[Rows from a dataset]

#####

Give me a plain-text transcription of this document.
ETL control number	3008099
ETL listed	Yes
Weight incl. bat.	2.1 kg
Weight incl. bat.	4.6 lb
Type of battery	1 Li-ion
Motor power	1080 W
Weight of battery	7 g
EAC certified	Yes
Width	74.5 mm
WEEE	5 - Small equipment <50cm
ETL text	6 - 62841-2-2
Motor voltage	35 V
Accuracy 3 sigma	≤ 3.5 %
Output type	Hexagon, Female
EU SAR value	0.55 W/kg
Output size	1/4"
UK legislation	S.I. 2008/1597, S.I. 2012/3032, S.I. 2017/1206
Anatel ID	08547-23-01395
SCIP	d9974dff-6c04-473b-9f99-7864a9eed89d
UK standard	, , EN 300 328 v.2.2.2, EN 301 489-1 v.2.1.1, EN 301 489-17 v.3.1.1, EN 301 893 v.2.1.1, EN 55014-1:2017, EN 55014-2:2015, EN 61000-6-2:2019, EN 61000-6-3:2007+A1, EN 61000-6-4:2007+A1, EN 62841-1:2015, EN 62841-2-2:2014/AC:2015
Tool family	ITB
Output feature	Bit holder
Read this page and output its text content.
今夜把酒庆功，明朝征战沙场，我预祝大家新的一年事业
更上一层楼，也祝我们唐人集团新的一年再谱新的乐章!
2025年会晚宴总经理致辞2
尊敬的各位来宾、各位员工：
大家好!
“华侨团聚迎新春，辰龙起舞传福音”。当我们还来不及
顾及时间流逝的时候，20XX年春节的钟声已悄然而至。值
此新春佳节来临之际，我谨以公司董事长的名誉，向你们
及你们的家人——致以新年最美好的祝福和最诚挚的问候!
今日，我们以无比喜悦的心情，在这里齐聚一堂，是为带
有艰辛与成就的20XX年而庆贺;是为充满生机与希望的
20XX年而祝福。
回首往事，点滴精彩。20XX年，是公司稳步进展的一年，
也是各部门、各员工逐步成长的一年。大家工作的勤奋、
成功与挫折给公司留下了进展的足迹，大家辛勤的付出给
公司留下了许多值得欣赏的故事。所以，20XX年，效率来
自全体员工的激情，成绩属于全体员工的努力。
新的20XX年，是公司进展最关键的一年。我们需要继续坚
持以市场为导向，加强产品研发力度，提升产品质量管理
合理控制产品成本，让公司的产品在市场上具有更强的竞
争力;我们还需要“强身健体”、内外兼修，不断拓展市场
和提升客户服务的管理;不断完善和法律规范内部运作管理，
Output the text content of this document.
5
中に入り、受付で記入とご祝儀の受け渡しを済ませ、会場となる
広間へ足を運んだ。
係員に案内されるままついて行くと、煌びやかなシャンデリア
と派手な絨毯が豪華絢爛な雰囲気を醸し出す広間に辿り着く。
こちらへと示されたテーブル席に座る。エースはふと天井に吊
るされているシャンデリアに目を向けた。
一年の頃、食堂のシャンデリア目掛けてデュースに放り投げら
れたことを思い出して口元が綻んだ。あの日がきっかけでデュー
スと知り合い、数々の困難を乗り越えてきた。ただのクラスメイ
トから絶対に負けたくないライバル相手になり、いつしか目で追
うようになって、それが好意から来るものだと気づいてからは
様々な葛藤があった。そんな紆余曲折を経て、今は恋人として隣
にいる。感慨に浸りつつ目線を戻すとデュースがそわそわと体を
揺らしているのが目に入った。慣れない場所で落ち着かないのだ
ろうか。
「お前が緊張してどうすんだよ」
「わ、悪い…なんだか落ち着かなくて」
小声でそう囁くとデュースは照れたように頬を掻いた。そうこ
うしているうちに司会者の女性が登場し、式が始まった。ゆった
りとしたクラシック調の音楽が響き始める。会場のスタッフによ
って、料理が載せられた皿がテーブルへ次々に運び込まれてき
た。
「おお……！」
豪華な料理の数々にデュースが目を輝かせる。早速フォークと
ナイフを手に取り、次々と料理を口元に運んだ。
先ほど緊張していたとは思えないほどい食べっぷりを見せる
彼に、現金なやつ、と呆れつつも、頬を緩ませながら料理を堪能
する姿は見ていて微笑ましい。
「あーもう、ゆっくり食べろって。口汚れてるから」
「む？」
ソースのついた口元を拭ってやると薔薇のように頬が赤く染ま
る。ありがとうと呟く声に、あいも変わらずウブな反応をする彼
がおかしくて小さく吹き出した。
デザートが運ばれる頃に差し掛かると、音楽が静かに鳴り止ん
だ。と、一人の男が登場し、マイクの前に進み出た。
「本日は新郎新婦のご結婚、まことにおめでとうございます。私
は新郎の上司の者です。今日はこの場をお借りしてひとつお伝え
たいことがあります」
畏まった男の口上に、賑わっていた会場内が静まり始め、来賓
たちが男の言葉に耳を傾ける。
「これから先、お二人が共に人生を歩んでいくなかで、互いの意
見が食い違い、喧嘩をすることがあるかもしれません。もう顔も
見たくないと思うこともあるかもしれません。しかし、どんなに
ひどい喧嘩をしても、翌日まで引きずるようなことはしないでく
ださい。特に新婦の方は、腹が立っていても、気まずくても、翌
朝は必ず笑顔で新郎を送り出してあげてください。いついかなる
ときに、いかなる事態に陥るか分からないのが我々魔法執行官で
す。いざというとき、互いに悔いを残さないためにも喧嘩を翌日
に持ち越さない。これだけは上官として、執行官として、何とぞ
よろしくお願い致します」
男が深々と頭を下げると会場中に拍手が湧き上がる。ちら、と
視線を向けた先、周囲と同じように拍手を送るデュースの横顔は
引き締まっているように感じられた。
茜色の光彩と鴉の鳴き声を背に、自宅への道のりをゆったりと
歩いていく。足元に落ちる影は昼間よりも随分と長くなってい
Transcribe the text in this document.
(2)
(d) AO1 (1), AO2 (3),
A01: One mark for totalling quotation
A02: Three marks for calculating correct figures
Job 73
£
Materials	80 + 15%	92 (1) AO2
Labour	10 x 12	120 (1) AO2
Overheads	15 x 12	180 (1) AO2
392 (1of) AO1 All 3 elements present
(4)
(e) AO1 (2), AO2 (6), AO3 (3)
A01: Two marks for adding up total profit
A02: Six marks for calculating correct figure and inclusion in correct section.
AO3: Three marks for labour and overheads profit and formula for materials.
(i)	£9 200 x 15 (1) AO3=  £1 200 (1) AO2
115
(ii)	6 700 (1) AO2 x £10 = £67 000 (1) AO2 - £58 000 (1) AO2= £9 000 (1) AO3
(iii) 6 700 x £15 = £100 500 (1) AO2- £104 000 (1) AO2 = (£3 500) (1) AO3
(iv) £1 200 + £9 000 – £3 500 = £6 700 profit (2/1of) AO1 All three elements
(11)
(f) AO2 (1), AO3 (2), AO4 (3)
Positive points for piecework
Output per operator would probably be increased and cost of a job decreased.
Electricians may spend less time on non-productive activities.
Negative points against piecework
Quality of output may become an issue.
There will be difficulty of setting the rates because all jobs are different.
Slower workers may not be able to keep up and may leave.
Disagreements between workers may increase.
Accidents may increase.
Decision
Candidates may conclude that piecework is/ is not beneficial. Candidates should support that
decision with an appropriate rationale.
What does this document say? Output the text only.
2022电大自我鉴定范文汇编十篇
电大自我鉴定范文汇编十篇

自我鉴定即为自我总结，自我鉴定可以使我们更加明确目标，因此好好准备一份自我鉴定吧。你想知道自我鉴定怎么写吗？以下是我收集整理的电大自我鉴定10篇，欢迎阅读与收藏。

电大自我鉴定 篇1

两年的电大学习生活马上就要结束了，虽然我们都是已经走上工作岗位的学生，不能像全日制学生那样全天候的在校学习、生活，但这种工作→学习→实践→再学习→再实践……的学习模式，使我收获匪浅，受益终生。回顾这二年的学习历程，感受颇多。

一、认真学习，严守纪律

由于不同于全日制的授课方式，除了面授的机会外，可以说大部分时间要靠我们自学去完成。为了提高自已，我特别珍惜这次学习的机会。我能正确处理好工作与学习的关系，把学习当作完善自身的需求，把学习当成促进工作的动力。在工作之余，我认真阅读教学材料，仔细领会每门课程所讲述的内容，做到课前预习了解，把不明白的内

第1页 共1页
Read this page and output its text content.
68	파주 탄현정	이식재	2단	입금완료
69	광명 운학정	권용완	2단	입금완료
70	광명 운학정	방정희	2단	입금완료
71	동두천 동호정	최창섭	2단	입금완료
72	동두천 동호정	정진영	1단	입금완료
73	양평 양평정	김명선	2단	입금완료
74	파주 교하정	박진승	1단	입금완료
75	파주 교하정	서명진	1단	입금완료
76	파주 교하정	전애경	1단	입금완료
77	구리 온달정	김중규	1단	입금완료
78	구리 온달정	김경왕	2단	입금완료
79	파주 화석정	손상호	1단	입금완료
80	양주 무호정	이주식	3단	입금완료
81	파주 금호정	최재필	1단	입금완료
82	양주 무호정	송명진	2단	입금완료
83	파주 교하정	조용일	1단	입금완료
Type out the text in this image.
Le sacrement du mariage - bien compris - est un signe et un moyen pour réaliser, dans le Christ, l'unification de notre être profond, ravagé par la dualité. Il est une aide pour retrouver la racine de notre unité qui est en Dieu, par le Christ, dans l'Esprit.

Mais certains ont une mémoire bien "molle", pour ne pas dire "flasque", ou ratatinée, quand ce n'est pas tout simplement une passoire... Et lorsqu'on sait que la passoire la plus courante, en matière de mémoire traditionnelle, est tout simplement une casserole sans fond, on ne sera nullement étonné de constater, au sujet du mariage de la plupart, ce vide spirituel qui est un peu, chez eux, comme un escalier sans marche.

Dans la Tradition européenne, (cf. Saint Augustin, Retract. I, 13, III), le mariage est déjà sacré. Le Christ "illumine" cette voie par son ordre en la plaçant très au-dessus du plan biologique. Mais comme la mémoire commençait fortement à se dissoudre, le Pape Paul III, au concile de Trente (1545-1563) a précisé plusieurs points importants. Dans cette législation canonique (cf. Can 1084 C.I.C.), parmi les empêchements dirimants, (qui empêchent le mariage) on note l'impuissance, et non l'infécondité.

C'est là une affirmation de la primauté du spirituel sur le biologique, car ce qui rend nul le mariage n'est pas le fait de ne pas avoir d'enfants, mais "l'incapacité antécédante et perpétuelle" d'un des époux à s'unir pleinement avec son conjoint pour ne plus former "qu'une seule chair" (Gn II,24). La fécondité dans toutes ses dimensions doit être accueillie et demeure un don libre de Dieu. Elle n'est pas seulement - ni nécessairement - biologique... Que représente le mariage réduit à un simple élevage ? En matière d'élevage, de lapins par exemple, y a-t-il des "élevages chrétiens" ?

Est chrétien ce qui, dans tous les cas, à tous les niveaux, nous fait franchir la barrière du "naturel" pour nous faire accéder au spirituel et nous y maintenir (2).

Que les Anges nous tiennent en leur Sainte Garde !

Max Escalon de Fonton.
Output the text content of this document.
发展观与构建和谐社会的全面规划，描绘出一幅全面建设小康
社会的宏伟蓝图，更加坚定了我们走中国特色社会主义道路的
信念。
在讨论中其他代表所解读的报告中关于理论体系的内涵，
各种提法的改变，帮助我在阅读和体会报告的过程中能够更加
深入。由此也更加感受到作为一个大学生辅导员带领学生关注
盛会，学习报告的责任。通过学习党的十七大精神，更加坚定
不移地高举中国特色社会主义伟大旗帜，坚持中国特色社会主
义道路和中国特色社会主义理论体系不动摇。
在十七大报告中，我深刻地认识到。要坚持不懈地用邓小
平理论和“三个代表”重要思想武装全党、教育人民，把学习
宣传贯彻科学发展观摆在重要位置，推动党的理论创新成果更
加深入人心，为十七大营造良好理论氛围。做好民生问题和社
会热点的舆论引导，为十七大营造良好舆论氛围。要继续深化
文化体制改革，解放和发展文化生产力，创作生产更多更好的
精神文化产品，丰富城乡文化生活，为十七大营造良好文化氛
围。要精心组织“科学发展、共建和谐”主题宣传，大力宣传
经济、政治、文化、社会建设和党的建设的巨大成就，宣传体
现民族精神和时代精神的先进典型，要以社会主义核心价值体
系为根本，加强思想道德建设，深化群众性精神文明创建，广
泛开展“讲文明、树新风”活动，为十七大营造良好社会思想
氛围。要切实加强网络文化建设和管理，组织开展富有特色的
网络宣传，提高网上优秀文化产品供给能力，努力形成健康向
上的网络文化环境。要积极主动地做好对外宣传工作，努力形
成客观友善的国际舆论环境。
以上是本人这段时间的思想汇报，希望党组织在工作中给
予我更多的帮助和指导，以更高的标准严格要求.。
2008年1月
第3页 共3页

#####

:: What the task requires ::
Only lines with the string "profit" belong in your answer; copy each one.

:: Written answer ::
A01: Two marks for adding up total profit
AO3: Three marks for labour and overheads profit and formula for materials.
(iv) £1 200 + £9 000 – £3 500 = £6 700 profit (2/1of) AO1 All three elements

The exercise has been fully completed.